Short task
Copy the full set of lines exactly as given.

Extracts from a graphics dataset:

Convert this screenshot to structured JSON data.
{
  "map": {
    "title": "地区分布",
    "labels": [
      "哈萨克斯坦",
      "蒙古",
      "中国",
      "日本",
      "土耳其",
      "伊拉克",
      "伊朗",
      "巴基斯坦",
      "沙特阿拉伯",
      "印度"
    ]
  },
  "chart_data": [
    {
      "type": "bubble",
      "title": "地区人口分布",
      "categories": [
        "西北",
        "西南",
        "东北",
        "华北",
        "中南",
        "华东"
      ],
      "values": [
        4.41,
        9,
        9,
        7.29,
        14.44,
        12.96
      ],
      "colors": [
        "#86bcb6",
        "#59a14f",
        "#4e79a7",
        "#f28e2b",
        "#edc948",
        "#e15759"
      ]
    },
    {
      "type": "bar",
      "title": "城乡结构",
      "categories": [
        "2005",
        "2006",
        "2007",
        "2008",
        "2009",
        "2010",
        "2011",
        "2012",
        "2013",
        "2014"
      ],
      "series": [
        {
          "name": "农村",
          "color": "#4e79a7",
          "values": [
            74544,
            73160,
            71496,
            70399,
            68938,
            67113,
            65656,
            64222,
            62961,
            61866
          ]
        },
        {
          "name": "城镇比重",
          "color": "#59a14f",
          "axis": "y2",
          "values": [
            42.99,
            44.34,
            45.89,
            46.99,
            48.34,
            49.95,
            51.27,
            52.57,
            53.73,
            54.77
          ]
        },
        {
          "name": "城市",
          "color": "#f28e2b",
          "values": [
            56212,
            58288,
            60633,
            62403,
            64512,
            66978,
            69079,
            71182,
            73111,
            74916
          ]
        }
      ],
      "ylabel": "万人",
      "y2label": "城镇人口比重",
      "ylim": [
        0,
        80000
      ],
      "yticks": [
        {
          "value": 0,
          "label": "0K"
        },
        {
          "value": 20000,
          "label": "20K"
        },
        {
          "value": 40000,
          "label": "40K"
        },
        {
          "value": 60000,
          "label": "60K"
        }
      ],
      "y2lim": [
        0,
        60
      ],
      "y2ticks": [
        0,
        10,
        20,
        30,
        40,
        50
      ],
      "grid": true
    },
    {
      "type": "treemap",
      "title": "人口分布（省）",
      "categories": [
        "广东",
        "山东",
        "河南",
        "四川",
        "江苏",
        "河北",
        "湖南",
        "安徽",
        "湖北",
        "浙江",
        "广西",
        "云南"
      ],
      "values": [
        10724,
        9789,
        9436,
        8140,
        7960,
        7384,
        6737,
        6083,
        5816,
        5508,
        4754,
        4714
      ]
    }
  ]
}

Answer to the problem
Convert this screenshot to structured JSON data.
{
  "map": {
    "title": "地区分布",
    "labels": [
      "哈萨克斯坦",
      "蒙古",
      "中国",
      "日本",
      "土耳其",
      "伊拉克",
      "伊朗",
      "巴基斯坦",
      "沙特阿拉伯",
      "印度"
    ]
  },
  "chart_data": [
    {
      "type": "bubble",
      "title": "地区人口分布",
      "categories": [
        "西北",
        "西南",
        "东北",
        "华北",
        "中南",
        "华东"
      ],
      "values": [
        4.41,
        9,
        9,
        7.29,
        14.44,
        12.96
      ],
      "colors": [
        "#86bcb6",
        "#59a14f",
        "#4e79a7",
        "#f28e2b",
        "#edc948",
        "#e15759"
      ]
    },
    {
      "type": "bar",
      "title": "城乡结构",
      "categories": [
        "2005",
        "2006",
        "2007",
        "2008",
        "2009",
        "2010",
        "2011",
        "2012",
        "2013",
        "2014"
      ],
      "series": [
        {
          "name": "农村",
          "color": "#4e79a7",
          "values": [
            74544,
            73160,
            71496,
            70399,
            68938,
            67113,
            65656,
            64222,
            62961,
            61866
          ]
        },
        {
          "name": "城镇比重",
          "color": "#59a14f",
          "axis": "y2",
          "values": [
            42.99,
            44.34,
            45.89,
            46.99,
            48.34,
            49.95,
            51.27,
            52.57,
            53.73,
            54.77
          ]
        },
        {
          "name": "城市",
          "color": "#f28e2b",
          "values": [
            56212,
            58288,
            60633,
            62403,
            64512,
            66978,
            69079,
            71182,
            73111,
            74916
          ]
        }
      ],
      "ylabel": "万人",
      "y2label": "城镇人口比重",
      "ylim": [
        0,
        80000
      ],
      "yticks": [
        {
          "value": 0,
          "label": "0K"
        },
        {
          "value": 20000,
          "label": "20K"
        },
        {
          "value": 40000,
          "label": "40K"
        },
        {
          "value": 60000,
          "label": "60K"
        }
      ],
      "y2lim": [
        0,
        60
      ],
      "y2ticks": [
        0,
        10,
        20,
        30,
        40,
        50
      ],
      "grid": true
    },
    {
      "type": "treemap",
      "title": "人口分布（省）",
      "categories": [
        "广东",
        "山东",
        "河南",
        "四川",
        "江苏",
        "河北",
        "湖南",
        "安徽",
        "湖北",
        "浙江",
        "广西",
        "云南"
      ],
      "values": [
        10724,
        9789,
        9436,
        8140,
        7960,
        7384,
        6737,
        6083,
        5816,
        5508,
        4754,
        4714
      ]
    }
  ]
}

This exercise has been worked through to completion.